_The task_
All the entries need to be quoted exactly, apart from the pictures, which you should drop.

_Information shown_
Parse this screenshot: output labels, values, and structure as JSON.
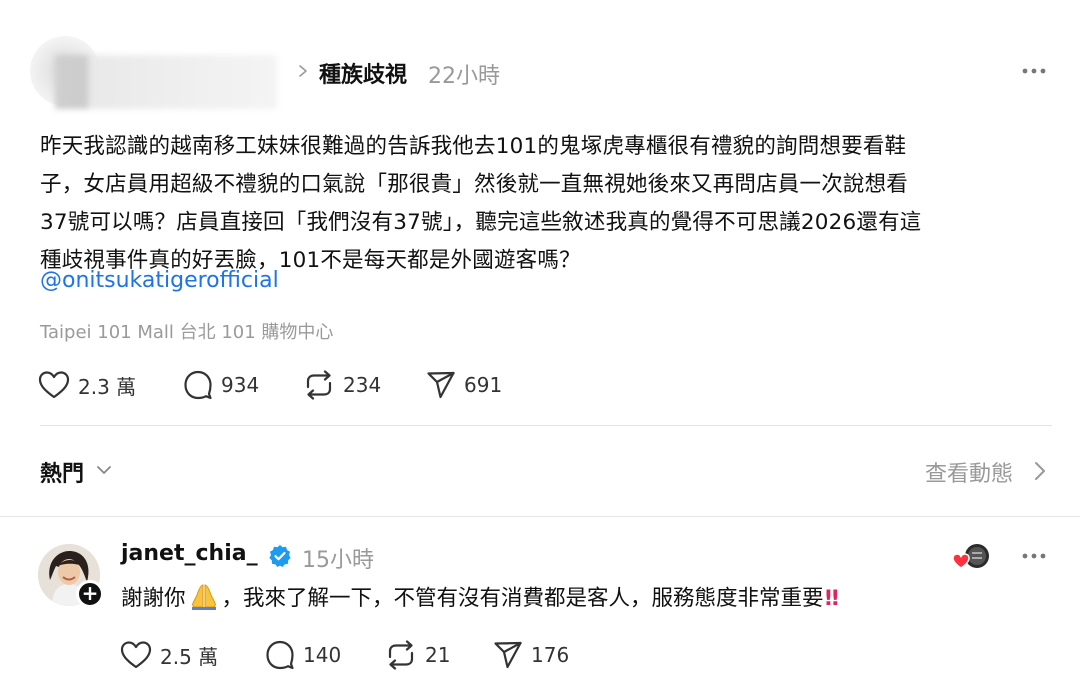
{
  "post": {
    "topic": "種族歧視",
    "time": "22小時",
    "body_lines": [
      "昨天我認識的越南移工妹妹很難過的告訴我他去101的鬼塚虎專櫃很有禮貌的詢問想要看鞋",
      "子，女店員用超級不禮貌的口氣說「那很貴」然後就一直無視她後來又再問店員一次說想看",
      "37號可以嗎？店員直接回「我們沒有37號」，聽完這些敘述我真的覺得不可思議2026還有這",
      "種歧視事件真的好丟臉，101不是每天都是外國遊客嗎？"
    ],
    "mention": "@onitsukatigerofficial",
    "location": "Taipei 101 Mall 台北 101 購物中心",
    "likes": "2.3 萬",
    "comments": "934",
    "reposts": "234",
    "shares": "691"
  },
  "replies_bar": {
    "sort_label": "熱門",
    "view_activity": "查看動態"
  },
  "reply": {
    "username": "janet_chia_",
    "time": "15小時",
    "text_before": "謝謝你",
    "text_after": "，我來了解一下，不管有沒有消費都是客人，服務態度非常重要",
    "emphasis": "!!",
    "likes": "2.5 萬",
    "comments": "140",
    "reposts": "21",
    "shares": "176"
  },
  "colors": {
    "link": "#1d73e8",
    "muted": "#999999",
    "verified": "#1d9bf0",
    "alert": "#e0245e"
  },
  "icons": [
    "heart-icon",
    "comment-icon",
    "repost-icon",
    "share-icon",
    "more-icon",
    "chevron-down-icon",
    "chevron-right-icon",
    "verified-icon",
    "pray-emoji-icon",
    "plus-icon"
  ]
}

_Final result_
Parse this screenshot: output labels, values, and structure as JSON.
{
  "post": {
    "topic": "種族歧視",
    "time": "22小時",
    "body_lines": [
      "昨天我認識的越南移工妹妹很難過的告訴我他去101的鬼塚虎專櫃很有禮貌的詢問想要看鞋",
      "子，女店員用超級不禮貌的口氣說「那很貴」然後就一直無視她後來又再問店員一次說想看",
      "37號可以嗎？店員直接回「我們沒有37號」，聽完這些敘述我真的覺得不可思議2026還有這",
      "種歧視事件真的好丟臉，101不是每天都是外國遊客嗎？"
    ],
    "mention": "@onitsukatigerofficial",
    "location": "Taipei 101 Mall 台北 101 購物中心",
    "likes": "2.3 萬",
    "comments": "934",
    "reposts": "234",
    "shares": "691"
  },
  "replies_bar": {
    "sort_label": "熱門",
    "view_activity": "查看動態"
  },
  "reply": {
    "username": "janet_chia_",
    "time": "15小時",
    "text_before": "謝謝你",
    "text_after": "，我來了解一下，不管有沒有消費都是客人，服務態度非常重要",
    "emphasis": "!!",
    "likes": "2.5 萬",
    "comments": "140",
    "reposts": "21",
    "shares": "176"
  },
  "colors": {
    "link": "#1d73e8",
    "muted": "#999999",
    "verified": "#1d9bf0",
    "alert": "#e0245e"
  },
  "icons": [
    "heart-icon",
    "comment-icon",
    "repost-icon",
    "share-icon",
    "more-icon",
    "chevron-down-icon",
    "chevron-right-icon",
    "verified-icon",
    "pray-emoji-icon",
    "plus-icon"
  ]
}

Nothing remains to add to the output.